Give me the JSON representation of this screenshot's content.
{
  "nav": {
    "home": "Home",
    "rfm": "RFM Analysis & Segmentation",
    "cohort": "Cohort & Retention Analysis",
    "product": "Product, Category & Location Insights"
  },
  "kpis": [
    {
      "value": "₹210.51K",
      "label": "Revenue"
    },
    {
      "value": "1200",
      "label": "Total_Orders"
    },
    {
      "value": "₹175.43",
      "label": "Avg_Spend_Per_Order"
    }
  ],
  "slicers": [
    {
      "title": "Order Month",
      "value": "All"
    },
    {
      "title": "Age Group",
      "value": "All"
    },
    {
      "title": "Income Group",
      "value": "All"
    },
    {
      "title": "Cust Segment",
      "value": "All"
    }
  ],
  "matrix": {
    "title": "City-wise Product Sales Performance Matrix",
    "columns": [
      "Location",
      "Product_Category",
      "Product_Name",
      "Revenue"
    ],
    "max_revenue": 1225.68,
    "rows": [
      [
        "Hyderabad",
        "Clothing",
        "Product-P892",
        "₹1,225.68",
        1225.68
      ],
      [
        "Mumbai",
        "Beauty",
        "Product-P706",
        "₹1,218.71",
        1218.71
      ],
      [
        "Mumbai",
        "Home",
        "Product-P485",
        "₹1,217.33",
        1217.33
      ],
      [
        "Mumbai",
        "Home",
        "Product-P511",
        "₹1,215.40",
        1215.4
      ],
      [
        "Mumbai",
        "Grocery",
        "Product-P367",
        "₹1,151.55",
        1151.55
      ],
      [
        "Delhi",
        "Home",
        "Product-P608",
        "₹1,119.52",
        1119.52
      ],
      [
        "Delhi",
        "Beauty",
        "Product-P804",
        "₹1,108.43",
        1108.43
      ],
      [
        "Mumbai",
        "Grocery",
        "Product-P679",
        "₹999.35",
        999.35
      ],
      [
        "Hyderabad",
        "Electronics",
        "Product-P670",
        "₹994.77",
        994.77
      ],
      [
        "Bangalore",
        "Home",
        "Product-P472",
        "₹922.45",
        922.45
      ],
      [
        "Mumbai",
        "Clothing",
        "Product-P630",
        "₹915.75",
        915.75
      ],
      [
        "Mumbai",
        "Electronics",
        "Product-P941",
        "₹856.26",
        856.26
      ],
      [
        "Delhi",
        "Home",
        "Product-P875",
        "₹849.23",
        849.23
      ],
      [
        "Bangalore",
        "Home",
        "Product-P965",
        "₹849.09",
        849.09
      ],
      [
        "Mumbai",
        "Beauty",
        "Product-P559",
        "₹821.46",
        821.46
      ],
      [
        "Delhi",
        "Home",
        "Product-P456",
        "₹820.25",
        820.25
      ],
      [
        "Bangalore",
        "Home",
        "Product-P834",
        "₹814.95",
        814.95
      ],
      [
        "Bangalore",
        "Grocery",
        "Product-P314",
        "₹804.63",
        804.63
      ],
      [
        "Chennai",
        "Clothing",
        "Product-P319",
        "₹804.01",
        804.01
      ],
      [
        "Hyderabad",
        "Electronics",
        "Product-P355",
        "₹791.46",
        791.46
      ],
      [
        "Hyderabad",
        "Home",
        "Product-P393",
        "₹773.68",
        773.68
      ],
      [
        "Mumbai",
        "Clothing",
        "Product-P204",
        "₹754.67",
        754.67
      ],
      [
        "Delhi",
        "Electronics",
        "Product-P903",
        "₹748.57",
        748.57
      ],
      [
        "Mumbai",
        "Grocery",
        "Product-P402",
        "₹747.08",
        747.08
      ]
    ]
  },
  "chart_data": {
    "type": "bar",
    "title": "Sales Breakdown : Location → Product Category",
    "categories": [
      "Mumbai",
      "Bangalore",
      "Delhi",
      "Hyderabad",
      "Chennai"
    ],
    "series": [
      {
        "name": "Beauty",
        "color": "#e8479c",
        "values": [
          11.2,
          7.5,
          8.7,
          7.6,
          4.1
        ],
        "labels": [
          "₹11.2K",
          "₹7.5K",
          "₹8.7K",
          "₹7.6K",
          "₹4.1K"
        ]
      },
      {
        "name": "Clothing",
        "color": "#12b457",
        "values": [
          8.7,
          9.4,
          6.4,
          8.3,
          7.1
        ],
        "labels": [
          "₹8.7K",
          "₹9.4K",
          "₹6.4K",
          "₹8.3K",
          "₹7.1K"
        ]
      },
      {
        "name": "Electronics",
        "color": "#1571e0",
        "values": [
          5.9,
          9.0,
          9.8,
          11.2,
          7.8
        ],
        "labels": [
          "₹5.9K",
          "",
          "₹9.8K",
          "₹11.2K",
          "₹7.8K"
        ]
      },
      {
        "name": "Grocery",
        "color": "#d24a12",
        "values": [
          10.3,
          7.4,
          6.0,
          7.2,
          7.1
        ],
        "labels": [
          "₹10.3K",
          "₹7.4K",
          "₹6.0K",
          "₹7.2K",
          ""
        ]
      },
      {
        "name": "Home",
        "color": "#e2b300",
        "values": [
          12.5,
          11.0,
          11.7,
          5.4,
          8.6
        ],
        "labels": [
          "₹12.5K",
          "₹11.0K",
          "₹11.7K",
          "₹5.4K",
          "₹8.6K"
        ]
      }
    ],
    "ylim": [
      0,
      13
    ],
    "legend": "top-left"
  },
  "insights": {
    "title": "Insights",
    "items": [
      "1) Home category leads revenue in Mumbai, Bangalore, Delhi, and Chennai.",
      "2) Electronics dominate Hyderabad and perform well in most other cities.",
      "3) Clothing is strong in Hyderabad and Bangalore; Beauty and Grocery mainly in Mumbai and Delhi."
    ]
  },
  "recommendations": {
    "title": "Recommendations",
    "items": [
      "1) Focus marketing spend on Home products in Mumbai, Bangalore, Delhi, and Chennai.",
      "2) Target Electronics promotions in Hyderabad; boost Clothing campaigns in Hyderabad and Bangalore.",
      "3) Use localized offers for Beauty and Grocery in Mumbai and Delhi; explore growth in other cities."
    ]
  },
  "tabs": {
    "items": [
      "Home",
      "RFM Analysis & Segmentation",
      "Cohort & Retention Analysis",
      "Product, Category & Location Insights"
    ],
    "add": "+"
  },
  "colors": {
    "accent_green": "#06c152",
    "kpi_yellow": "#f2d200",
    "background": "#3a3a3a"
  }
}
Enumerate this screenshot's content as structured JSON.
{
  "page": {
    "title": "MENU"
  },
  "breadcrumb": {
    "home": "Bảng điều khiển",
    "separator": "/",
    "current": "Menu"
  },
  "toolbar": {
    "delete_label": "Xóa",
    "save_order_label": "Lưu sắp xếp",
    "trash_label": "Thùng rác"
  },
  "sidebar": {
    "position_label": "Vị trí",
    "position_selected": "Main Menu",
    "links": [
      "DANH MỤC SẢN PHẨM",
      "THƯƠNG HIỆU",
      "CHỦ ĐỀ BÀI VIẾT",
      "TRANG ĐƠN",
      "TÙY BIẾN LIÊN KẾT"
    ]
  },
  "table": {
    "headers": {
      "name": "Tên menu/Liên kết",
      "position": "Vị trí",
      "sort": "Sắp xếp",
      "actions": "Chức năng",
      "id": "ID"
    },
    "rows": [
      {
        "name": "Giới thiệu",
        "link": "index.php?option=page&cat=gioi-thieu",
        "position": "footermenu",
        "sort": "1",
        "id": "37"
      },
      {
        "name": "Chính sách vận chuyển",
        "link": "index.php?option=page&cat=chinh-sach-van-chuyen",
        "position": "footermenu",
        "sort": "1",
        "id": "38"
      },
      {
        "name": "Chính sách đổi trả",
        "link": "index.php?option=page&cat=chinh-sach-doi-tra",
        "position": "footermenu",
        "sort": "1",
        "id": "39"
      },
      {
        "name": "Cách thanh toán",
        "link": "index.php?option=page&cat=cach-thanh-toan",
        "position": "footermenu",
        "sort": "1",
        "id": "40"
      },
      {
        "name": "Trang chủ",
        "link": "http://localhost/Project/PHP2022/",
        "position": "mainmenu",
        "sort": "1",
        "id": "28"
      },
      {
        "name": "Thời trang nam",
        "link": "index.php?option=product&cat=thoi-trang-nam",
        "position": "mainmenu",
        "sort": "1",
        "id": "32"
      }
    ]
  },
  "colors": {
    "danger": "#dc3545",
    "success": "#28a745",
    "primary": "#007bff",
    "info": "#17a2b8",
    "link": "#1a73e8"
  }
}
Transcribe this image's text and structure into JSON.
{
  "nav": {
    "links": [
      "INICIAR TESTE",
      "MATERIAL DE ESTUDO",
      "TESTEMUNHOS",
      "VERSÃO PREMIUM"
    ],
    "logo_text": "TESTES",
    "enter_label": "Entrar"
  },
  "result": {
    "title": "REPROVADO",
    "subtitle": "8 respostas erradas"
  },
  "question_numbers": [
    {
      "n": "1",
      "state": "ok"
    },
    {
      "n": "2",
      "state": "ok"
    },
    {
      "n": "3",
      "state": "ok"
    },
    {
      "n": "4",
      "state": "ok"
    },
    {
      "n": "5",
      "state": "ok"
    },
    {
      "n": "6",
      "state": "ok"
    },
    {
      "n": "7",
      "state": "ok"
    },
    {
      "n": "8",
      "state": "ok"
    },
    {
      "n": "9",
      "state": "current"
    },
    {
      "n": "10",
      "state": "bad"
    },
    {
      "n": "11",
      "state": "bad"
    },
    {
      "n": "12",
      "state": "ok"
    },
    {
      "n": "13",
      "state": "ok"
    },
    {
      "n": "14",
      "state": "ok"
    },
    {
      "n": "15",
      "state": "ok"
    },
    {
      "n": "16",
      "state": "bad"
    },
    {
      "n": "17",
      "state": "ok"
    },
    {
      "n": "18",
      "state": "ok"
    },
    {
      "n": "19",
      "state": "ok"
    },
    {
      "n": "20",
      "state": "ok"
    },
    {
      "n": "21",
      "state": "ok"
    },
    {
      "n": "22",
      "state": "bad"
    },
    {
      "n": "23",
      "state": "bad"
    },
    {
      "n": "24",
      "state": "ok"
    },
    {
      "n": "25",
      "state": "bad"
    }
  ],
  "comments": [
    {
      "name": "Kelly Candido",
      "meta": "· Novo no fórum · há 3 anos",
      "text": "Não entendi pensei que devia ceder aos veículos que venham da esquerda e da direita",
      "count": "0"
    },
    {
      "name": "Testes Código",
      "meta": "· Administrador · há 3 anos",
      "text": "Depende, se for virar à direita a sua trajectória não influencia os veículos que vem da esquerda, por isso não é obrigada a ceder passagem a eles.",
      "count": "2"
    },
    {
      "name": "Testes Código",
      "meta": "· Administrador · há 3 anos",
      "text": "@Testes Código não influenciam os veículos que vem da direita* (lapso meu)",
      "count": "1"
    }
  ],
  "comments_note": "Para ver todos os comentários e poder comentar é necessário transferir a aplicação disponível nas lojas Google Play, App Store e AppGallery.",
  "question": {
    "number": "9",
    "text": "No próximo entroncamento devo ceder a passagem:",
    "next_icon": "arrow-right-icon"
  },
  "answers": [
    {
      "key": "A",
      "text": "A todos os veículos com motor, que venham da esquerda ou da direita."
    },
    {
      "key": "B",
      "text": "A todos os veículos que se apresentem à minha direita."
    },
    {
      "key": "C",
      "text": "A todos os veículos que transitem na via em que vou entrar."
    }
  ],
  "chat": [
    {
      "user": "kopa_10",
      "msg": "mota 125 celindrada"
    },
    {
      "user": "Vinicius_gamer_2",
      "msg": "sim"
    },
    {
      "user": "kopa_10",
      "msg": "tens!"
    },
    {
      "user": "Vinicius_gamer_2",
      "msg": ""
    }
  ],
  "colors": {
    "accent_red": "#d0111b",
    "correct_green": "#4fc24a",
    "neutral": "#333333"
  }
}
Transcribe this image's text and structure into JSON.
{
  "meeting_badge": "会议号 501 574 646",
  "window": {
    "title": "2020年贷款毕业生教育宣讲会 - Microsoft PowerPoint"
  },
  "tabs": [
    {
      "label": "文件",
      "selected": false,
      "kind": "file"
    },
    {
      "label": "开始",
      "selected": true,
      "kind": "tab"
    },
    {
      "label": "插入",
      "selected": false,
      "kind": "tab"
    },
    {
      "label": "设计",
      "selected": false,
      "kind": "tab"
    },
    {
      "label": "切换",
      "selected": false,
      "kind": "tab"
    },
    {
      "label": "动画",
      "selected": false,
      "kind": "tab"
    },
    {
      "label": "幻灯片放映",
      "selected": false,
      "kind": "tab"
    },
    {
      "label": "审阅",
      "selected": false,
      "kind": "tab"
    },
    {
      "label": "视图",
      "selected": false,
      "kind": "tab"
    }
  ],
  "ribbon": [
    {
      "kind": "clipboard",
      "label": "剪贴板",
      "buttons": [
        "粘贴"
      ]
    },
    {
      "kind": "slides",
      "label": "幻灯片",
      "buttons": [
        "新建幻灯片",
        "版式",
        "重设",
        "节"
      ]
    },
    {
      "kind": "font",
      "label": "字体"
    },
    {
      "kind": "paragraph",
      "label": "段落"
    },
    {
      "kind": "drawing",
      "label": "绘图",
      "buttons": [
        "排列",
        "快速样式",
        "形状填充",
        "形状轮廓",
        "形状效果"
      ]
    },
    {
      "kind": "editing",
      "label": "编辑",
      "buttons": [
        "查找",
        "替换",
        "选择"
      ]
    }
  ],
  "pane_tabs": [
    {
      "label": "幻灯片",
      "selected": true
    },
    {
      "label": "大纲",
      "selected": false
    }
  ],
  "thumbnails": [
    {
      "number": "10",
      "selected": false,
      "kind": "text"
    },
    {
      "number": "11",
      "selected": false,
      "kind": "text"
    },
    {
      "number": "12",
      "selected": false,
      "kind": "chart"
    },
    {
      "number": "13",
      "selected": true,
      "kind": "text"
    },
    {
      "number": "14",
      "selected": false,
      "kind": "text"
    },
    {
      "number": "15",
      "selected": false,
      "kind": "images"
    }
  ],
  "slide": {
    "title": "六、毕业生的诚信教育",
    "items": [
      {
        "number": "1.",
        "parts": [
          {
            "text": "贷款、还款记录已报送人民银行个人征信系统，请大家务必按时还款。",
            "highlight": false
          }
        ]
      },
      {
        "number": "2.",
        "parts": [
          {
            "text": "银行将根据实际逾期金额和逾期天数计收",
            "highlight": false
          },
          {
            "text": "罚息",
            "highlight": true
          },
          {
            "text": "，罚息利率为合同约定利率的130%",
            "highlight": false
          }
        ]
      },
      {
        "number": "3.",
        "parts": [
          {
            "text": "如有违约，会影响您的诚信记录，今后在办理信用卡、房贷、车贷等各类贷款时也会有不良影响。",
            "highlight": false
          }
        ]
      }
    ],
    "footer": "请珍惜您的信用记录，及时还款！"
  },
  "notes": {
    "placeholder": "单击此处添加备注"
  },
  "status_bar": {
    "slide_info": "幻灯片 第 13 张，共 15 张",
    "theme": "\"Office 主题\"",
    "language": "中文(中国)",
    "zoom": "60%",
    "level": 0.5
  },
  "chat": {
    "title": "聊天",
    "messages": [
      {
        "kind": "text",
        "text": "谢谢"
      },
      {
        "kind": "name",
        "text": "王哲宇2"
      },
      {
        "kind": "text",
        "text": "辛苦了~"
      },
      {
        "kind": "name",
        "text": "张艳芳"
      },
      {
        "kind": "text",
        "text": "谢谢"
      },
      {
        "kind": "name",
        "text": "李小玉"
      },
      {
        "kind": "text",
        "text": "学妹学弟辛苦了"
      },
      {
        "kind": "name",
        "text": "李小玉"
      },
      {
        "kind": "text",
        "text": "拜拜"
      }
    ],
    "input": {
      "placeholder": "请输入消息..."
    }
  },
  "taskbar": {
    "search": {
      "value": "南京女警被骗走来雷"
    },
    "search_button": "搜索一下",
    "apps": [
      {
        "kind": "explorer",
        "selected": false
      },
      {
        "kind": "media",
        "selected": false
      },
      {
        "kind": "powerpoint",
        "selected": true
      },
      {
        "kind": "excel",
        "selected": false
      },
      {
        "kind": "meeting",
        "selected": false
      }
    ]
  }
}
━━━━━━━━━━━━━━━━
Task directions: Look through the entries and find each line that has the string "Cohort". Copy those lines.

Answer to the task:
    "cohort": "Cohort & Retention Analysis",
      "Cohort & Retention Analysis",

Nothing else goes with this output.